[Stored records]
====
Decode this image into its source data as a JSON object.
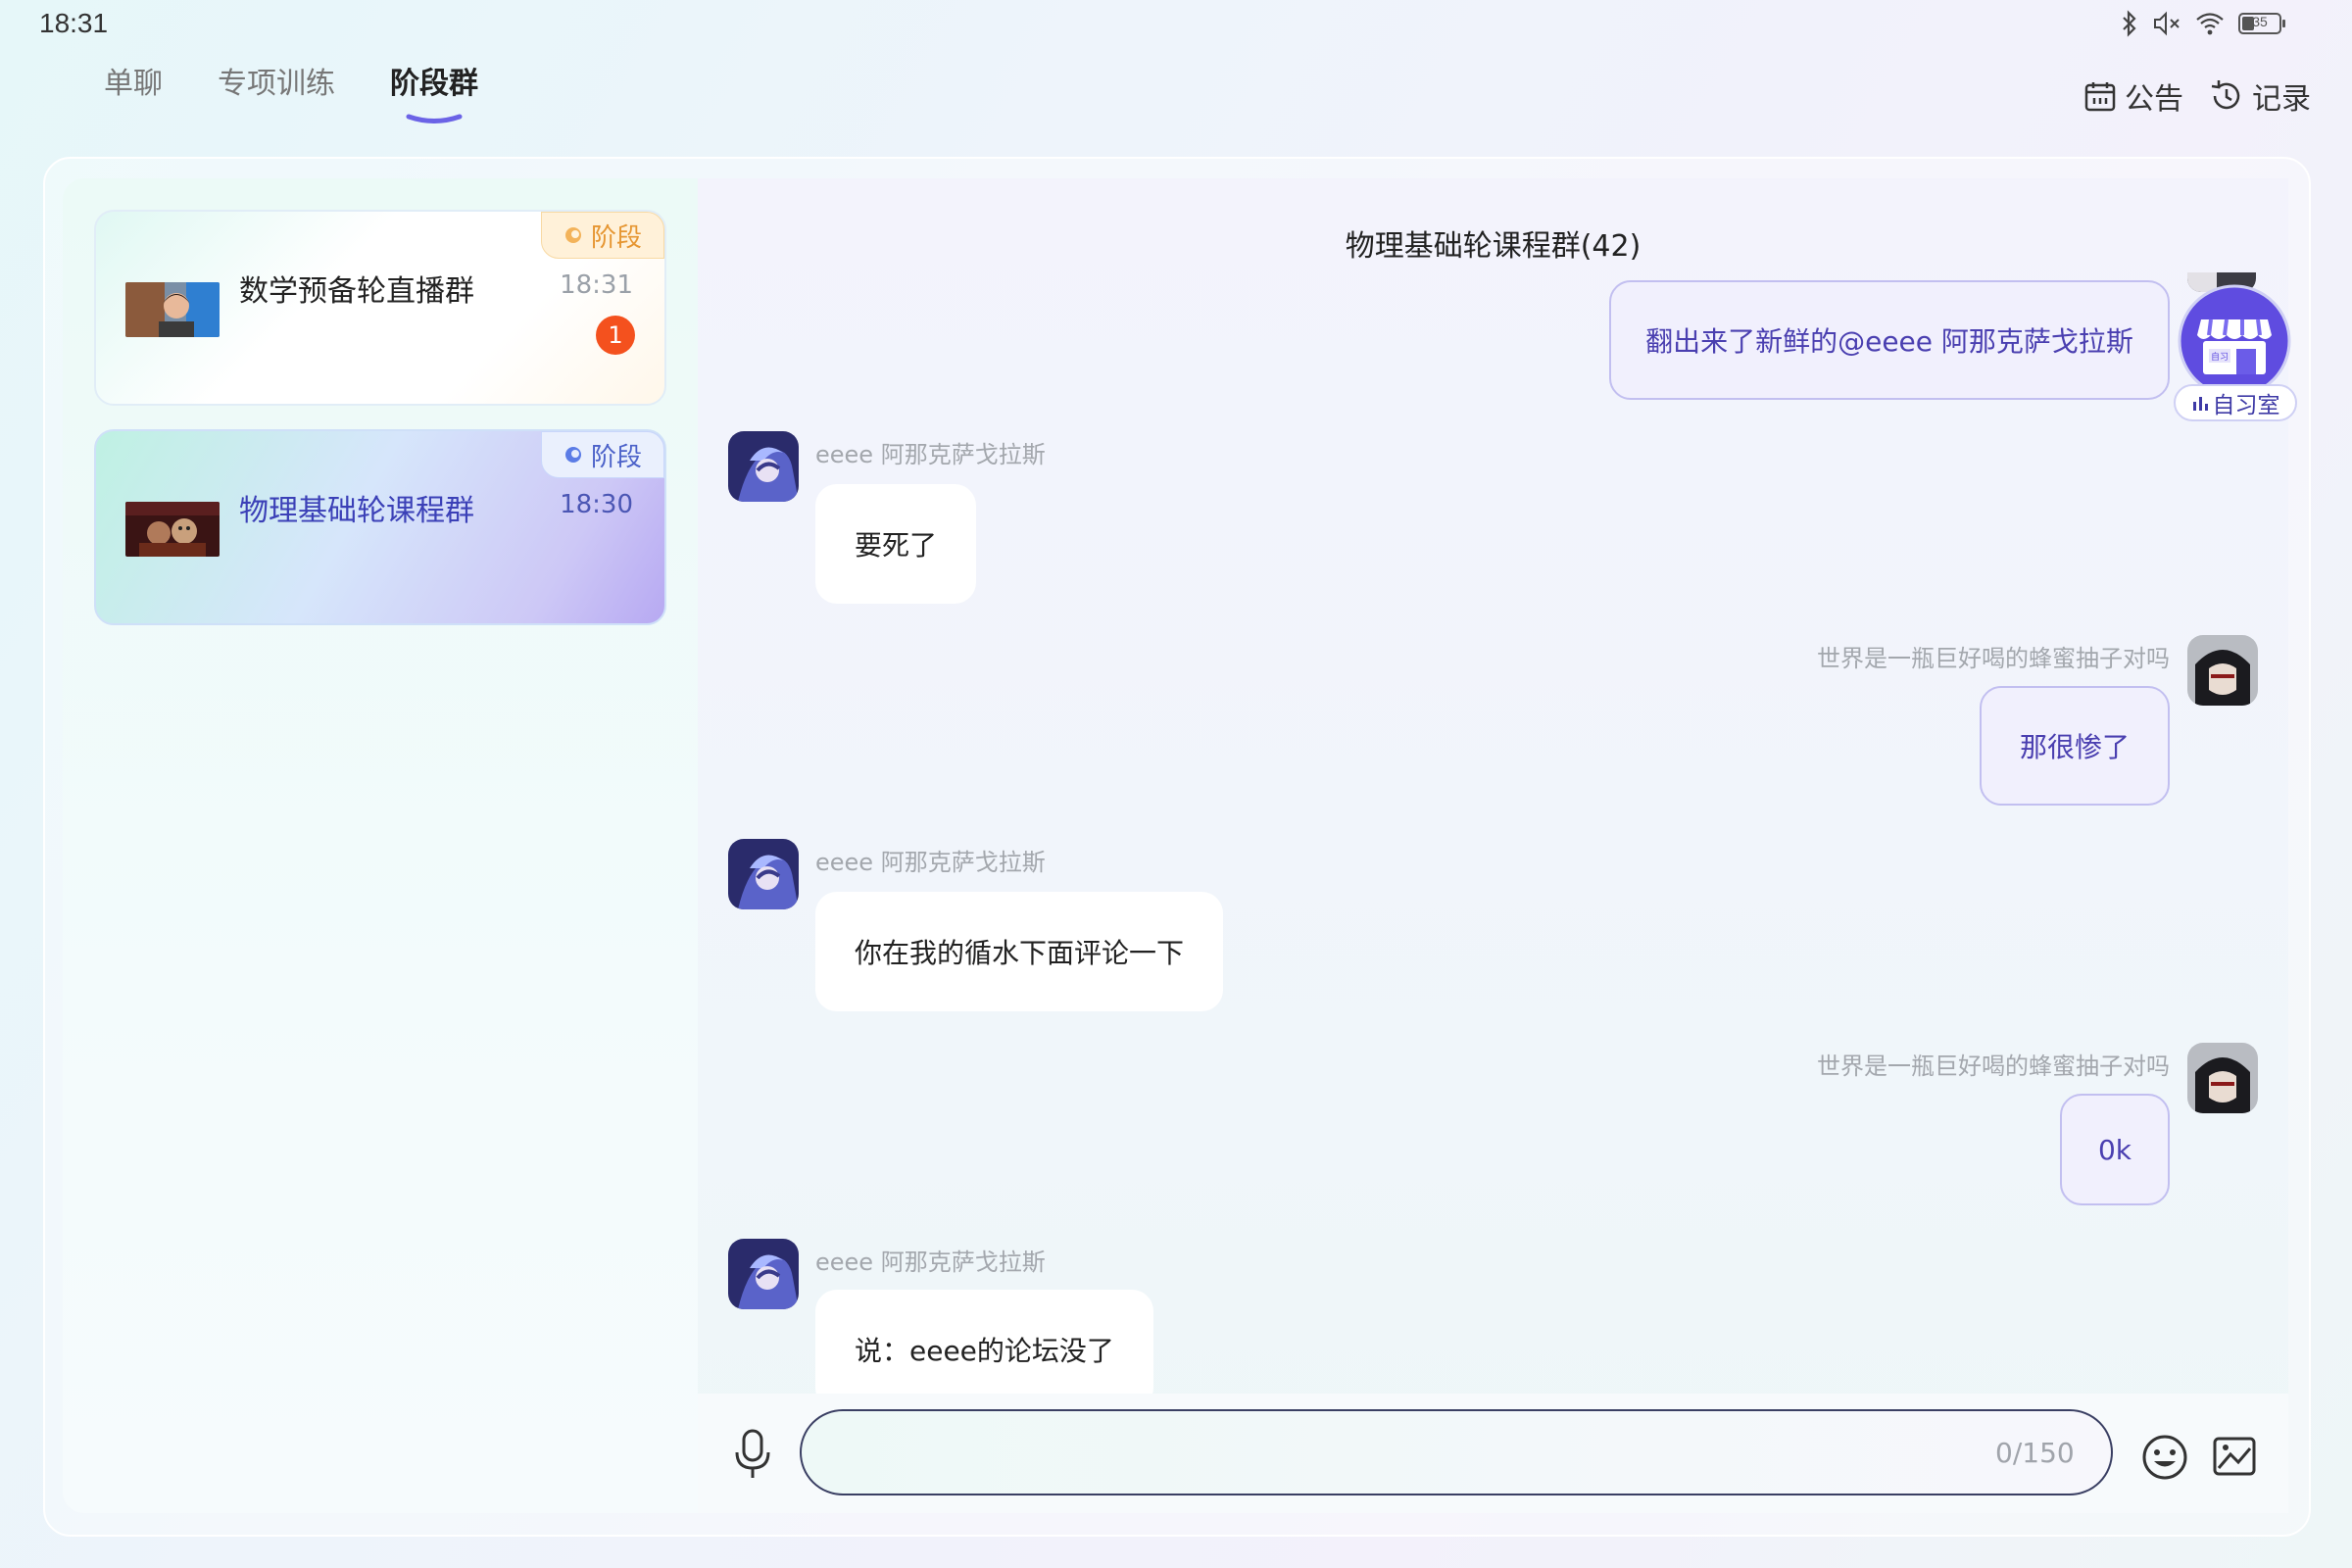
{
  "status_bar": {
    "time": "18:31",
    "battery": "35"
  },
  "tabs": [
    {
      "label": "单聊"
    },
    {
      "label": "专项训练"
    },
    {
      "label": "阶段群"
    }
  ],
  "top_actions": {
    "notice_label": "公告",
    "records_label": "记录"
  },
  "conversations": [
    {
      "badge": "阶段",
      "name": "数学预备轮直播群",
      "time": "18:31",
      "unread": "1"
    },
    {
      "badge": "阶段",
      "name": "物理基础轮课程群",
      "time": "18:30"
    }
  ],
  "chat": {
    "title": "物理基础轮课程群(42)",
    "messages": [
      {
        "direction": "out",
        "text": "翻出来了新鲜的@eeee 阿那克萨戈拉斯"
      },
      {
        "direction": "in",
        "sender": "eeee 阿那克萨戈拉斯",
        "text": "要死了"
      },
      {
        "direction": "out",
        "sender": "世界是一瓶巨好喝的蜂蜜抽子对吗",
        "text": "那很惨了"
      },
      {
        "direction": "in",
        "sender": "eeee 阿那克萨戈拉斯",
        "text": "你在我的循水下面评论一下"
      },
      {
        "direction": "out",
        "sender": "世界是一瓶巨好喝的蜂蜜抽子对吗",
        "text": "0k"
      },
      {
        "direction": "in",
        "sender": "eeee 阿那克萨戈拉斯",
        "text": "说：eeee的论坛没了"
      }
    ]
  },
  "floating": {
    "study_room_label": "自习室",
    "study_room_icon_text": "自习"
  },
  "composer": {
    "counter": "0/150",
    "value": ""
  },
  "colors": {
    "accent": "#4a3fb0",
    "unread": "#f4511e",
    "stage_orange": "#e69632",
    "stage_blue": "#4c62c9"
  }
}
====
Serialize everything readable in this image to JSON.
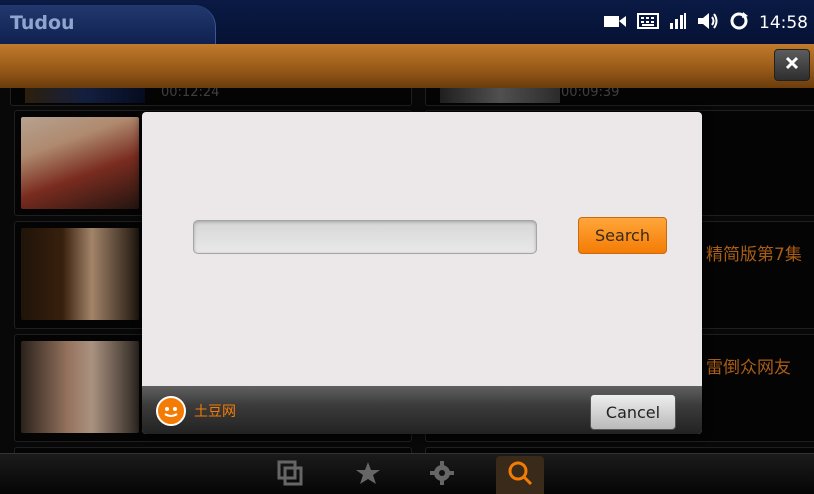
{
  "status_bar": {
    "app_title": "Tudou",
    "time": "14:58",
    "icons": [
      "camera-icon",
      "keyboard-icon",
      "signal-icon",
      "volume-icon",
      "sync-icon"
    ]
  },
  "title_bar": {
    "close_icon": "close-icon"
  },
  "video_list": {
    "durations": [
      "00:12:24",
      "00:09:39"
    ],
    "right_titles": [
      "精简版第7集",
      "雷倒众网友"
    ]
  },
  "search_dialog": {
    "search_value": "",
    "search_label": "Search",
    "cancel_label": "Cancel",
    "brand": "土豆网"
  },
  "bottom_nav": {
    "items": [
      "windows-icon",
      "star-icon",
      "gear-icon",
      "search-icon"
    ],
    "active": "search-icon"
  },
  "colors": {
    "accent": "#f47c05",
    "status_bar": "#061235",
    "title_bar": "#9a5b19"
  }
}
====
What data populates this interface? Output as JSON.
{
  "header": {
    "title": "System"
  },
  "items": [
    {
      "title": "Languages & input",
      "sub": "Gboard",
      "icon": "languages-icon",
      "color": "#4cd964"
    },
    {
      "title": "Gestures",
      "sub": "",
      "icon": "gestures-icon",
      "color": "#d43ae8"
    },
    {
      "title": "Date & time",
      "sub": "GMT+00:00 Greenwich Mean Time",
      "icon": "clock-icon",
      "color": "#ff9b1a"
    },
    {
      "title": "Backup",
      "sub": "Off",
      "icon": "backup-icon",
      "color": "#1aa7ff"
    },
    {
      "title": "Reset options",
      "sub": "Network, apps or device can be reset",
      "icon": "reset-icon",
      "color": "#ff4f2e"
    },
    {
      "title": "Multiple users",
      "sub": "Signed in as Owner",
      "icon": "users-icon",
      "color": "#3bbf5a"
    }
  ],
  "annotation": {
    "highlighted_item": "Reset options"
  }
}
====
| Instruction |
Tally up the lines with the word "users" in them, and answer with that number by itself.

| Result of this exercise |
2